** DIRECTION **
Filter the records below down to the lines containing the string "layer", and copy each matching line unchanged.

--- DATASET ROWS ---

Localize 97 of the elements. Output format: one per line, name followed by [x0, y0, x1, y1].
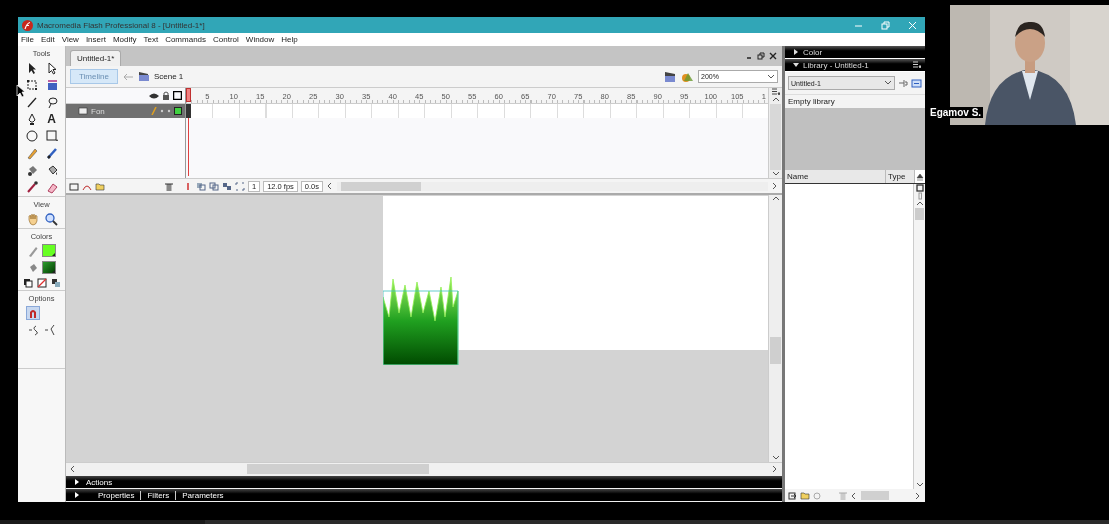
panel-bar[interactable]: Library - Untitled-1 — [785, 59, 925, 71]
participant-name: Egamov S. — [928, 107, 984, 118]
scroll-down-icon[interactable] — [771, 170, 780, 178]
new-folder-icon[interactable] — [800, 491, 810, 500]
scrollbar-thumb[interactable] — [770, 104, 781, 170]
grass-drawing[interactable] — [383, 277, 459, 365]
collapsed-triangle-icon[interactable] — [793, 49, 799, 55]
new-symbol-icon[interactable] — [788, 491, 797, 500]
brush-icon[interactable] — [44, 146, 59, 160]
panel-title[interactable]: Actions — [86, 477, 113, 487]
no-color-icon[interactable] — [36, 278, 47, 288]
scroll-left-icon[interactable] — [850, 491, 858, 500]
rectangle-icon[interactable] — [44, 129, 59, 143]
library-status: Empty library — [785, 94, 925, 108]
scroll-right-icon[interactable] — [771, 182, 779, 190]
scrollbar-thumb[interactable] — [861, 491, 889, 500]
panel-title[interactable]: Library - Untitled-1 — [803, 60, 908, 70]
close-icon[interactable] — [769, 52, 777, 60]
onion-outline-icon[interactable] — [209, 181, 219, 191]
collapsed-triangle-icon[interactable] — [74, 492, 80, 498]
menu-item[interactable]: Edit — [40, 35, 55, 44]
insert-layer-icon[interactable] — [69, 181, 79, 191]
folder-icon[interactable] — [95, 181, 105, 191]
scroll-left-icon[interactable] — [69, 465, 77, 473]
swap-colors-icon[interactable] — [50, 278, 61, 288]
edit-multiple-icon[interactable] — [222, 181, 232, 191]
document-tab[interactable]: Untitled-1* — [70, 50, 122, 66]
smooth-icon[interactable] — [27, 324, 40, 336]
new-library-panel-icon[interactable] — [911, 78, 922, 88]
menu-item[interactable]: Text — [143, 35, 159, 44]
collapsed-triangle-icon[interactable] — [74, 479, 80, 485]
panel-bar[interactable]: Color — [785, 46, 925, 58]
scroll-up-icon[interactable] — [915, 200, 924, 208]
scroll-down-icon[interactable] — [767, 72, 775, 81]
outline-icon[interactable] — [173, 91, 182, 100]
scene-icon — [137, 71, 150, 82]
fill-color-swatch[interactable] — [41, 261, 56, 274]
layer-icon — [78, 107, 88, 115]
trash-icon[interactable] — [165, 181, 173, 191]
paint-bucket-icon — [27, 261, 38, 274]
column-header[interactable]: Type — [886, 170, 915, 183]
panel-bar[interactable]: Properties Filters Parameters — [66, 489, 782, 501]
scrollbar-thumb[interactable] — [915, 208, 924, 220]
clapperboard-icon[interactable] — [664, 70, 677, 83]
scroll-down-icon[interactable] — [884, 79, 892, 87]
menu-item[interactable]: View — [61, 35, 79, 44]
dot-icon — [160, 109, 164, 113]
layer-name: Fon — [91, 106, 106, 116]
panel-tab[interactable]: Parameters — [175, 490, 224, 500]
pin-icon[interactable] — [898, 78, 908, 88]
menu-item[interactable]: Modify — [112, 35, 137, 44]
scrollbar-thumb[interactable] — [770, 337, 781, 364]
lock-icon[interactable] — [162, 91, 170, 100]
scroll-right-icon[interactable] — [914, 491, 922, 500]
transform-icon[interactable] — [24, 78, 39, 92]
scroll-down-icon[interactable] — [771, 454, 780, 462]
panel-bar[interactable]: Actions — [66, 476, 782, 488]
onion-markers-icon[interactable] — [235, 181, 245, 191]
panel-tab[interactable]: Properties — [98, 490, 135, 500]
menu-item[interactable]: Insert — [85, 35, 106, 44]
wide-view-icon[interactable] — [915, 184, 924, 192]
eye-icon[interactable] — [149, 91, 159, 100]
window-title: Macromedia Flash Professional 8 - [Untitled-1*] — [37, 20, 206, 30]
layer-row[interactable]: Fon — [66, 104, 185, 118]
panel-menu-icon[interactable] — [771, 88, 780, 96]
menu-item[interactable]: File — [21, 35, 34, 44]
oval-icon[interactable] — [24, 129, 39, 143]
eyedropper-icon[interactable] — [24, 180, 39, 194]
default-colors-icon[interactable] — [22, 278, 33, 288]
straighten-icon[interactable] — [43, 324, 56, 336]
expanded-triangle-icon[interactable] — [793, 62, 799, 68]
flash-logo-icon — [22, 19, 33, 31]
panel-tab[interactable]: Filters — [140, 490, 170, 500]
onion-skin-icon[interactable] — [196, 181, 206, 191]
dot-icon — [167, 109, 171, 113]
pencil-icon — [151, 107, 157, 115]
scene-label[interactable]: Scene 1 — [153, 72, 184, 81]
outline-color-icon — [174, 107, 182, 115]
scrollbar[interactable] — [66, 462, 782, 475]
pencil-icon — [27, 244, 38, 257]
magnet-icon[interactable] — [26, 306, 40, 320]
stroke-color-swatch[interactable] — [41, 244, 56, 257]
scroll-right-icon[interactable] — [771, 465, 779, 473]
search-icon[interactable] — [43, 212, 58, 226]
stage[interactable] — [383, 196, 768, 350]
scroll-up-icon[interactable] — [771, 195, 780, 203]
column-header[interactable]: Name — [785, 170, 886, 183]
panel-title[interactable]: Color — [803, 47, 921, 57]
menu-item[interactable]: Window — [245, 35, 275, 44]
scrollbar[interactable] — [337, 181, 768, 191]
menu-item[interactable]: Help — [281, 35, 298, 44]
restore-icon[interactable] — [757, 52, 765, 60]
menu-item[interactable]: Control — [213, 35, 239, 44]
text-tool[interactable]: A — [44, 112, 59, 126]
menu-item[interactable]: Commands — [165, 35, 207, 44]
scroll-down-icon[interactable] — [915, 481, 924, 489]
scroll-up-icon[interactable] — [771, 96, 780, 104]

---

** SOLUTION TO THIS EXERCISE **
insert-layer-icon[interactable] — [69, 181, 79, 191]
layer-icon — [78, 107, 88, 115]
layer-name: Fon — [91, 106, 106, 116]
layer-row[interactable]: Fon — [66, 104, 185, 118]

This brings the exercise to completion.